>>>

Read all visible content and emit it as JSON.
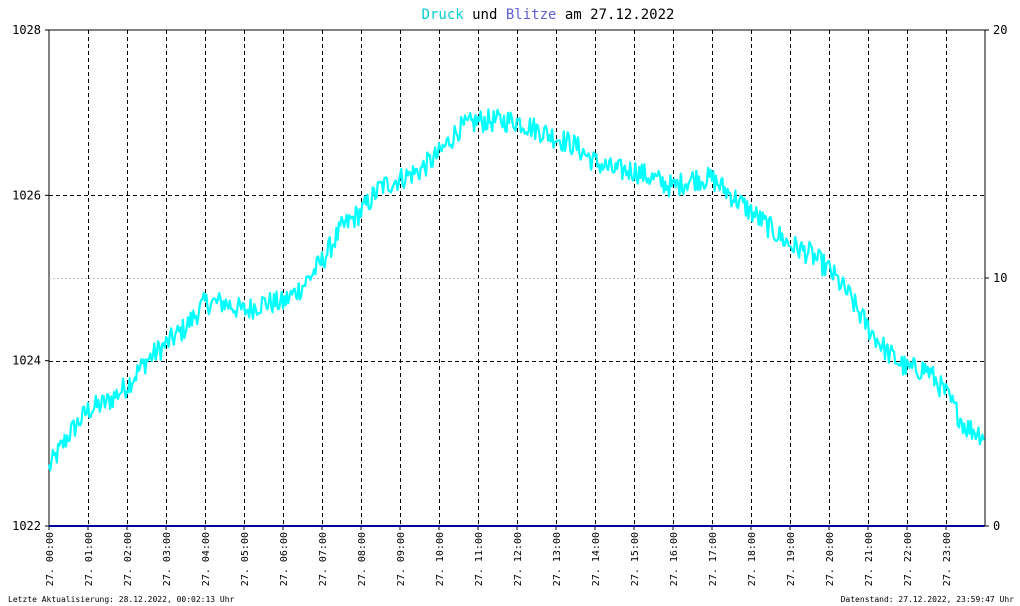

<<<
>>>

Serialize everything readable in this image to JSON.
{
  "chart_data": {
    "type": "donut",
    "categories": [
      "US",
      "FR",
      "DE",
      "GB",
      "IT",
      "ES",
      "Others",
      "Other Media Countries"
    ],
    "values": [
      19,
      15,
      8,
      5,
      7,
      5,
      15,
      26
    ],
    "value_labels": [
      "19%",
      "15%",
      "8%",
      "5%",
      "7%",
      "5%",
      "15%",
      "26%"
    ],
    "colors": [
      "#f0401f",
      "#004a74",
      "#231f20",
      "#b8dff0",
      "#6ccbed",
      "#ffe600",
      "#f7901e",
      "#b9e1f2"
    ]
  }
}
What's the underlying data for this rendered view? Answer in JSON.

<<<
>>>

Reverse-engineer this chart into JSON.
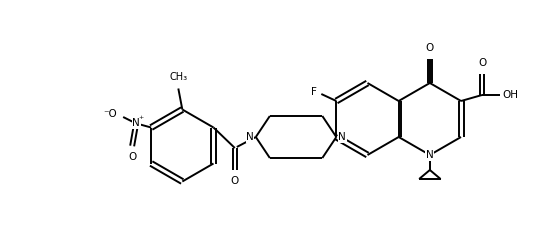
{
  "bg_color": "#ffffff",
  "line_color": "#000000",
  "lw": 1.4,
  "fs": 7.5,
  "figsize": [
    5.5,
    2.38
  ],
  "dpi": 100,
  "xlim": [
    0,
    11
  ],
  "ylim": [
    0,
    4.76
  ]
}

<<<

Exercise goal ▸
Output exactly one stretch of the listing: from the line containing "Serialize everything readable" through the line containing "What's the underlying", both end lines included.

Response to the exercise ▸
Serialize everything readable in this image to JSON.
{
  "chart_data": {
    "type": "donut",
    "categories": [
      "US",
      "FR",
      "DE",
      "GB",
      "IT",
      "ES",
      "Others",
      "Other Media Countries"
    ],
    "values": [
      19,
      15,
      8,
      5,
      7,
      5,
      15,
      26
    ],
    "value_labels": [
      "19%",
      "15%",
      "8%",
      "5%",
      "7%",
      "5%",
      "15%",
      "26%"
    ],
    "colors": [
      "#f0401f",
      "#004a74",
      "#231f20",
      "#b8dff0",
      "#6ccbed",
      "#ffe600",
      "#f7901e",
      "#b9e1f2"
    ]
  }
}
What's the underlying data for this rendered view? Answer in JSON.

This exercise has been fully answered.